DATA RECORDS.
- - -

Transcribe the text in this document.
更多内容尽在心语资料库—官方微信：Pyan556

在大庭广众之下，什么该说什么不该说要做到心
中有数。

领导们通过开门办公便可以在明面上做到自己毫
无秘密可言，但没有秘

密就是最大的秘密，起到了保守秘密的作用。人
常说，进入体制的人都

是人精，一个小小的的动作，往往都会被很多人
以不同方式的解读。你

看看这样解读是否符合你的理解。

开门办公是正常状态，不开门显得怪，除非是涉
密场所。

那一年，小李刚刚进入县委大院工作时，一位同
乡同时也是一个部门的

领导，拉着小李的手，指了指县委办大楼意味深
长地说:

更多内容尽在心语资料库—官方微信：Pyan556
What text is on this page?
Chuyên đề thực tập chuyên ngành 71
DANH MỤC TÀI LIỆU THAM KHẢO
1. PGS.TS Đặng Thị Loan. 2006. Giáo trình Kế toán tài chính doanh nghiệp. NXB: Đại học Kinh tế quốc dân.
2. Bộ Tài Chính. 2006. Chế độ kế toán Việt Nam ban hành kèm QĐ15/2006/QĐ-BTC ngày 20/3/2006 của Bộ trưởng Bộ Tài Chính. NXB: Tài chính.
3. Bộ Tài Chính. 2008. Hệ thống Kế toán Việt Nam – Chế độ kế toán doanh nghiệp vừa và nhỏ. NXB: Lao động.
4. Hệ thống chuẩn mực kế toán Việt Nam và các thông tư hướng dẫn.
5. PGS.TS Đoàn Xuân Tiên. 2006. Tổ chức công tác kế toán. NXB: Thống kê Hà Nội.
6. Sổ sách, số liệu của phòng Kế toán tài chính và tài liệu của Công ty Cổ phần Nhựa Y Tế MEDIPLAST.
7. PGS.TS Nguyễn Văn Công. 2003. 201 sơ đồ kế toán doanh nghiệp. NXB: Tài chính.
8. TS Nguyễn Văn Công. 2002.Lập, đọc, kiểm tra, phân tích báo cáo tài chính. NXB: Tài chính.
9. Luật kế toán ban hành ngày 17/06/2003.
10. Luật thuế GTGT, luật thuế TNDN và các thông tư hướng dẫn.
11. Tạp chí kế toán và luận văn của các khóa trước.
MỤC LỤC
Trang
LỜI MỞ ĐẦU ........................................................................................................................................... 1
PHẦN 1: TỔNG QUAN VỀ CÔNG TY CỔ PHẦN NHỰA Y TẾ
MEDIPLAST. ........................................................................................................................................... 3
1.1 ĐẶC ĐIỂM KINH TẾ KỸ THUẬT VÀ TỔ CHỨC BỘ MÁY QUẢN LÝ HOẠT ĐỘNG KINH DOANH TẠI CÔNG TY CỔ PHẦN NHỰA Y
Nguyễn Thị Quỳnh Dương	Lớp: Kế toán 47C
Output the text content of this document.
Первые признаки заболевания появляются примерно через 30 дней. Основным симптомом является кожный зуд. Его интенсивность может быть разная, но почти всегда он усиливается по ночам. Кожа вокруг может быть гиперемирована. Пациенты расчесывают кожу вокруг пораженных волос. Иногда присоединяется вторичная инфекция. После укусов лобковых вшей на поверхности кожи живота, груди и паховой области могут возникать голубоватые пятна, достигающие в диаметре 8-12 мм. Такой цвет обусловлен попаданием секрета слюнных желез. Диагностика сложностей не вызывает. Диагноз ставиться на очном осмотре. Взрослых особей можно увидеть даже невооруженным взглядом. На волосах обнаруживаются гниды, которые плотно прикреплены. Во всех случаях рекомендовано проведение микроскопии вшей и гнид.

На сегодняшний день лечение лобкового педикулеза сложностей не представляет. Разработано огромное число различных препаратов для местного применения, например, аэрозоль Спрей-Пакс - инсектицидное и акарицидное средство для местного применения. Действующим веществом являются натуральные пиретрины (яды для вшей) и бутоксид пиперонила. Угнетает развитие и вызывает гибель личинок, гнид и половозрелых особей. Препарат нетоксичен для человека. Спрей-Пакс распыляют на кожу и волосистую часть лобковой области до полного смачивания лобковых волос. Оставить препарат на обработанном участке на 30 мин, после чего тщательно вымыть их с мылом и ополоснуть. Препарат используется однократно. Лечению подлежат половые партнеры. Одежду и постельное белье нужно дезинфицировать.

- - -

REQUEST. In the listing, find each line with the string "ngày" and copy it.

ANSWER TO THE TASK.
2. Bộ Tài Chính. 2006. Chế độ kế toán Việt Nam ban hành kèm QĐ15/2006/QĐ-BTC ngày 20/3/2006 của Bộ trưởng Bộ Tài Chính. NXB: Tài chính.
9. Luật kế toán ban hành ngày 17/06/2003.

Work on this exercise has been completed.